Records from a data source
+ + + +
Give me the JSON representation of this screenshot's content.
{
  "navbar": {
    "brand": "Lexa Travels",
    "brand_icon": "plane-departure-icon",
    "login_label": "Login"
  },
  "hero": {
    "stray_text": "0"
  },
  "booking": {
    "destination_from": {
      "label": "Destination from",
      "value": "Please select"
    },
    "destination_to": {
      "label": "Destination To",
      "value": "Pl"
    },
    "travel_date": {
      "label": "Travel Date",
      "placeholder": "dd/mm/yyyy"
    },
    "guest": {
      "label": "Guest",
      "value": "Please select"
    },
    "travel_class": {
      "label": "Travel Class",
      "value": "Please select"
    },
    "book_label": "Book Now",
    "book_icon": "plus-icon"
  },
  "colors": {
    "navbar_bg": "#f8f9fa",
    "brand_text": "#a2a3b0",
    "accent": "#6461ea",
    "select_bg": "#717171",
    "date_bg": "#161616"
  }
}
+ + + +
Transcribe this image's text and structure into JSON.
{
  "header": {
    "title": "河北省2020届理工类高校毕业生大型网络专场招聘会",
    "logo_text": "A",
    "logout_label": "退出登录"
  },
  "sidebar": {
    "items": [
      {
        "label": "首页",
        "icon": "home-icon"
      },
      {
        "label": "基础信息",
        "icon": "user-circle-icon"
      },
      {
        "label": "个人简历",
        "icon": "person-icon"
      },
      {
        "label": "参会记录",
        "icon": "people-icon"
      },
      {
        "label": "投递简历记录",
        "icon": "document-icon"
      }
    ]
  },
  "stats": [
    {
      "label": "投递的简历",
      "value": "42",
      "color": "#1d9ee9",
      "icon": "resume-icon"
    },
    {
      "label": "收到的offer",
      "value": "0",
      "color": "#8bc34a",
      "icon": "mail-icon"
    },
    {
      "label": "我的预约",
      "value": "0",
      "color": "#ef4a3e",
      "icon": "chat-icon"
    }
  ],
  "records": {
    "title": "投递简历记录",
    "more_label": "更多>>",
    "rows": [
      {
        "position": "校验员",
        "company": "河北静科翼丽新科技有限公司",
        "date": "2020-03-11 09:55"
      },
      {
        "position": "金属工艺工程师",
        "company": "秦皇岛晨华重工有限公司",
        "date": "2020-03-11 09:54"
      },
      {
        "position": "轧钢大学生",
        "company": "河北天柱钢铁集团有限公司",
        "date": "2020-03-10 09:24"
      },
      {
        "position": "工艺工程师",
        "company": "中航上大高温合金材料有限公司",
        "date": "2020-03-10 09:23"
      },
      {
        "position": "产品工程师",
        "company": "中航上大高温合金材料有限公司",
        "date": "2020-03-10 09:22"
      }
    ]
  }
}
+ + + +
Objective
Look through the data above. Each line containing the word "this" needs to be copied.

Exercise result
Give me the JSON representation of this screenshot's content.
Transcribe this image's text and structure into JSON.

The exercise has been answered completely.